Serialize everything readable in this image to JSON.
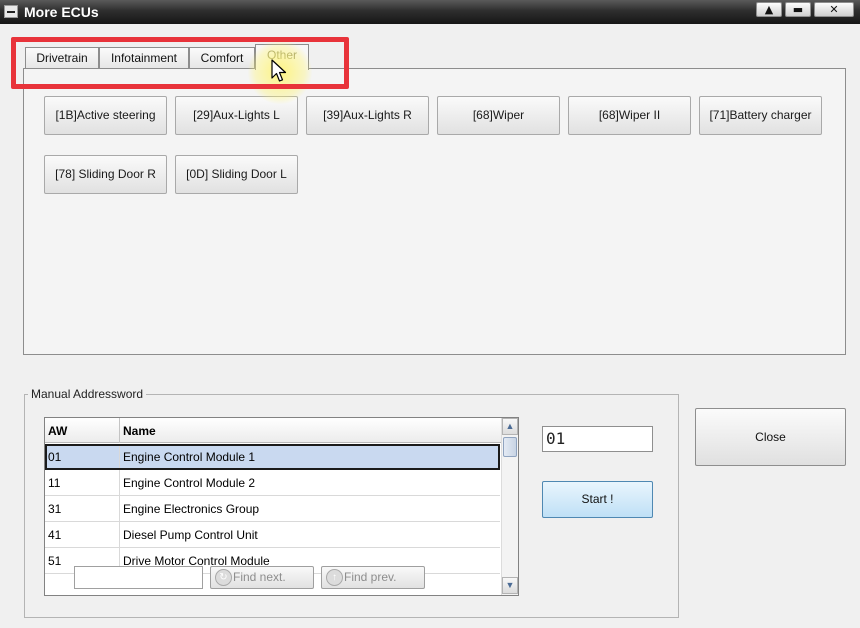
{
  "window": {
    "title": "More ECUs",
    "controls": {
      "minimize": "▲",
      "maximize": "▬",
      "close": "✕"
    }
  },
  "tabs": [
    {
      "label": "Drivetrain",
      "active": false
    },
    {
      "label": "Infotainment",
      "active": false
    },
    {
      "label": "Comfort",
      "active": false
    },
    {
      "label": "Other",
      "active": true
    }
  ],
  "ecu_buttons": [
    "[1B]Active steering",
    "[29]Aux-Lights  L",
    "[39]Aux-Lights  R",
    "[68]Wiper",
    "[68]Wiper II",
    "[71]Battery charger",
    "[78] Sliding Door R",
    "[0D] Sliding Door L"
  ],
  "manual": {
    "group_label": "Manual Addressword",
    "columns": {
      "aw": "AW",
      "name": "Name"
    },
    "rows": [
      {
        "aw": "01",
        "name": "Engine Control Module 1"
      },
      {
        "aw": "11",
        "name": "Engine Control Module 2"
      },
      {
        "aw": "31",
        "name": "Engine Electronics Group"
      },
      {
        "aw": "41",
        "name": "Diesel Pump Control Unit"
      },
      {
        "aw": "51",
        "name": "Drive Motor Control Module"
      }
    ],
    "selected_index": 0,
    "find_placeholder": "",
    "find_next_label": "Find next.",
    "find_prev_label": "Find prev.",
    "address_value": "01",
    "start_label": "Start !"
  },
  "close_label": "Close",
  "icons": {
    "scroll_up": "▲",
    "scroll_down": "▼",
    "find_next_icon": "↻",
    "find_prev_icon": "↑"
  },
  "colors": {
    "highlight": "#e8333a",
    "selection": "#c9d9f0",
    "start_button": "#bfe0f6"
  }
}
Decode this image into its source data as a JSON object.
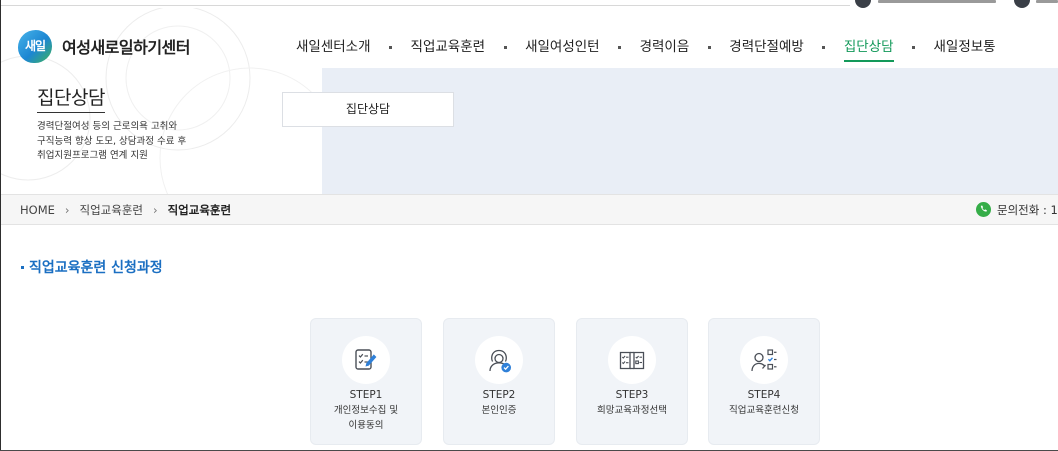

- [REQUIRED WORK] Report the number of lines in the listing that include the string "Engine"; give nothing but the number.

- [RESPONSE TO THE EXERCISE] 3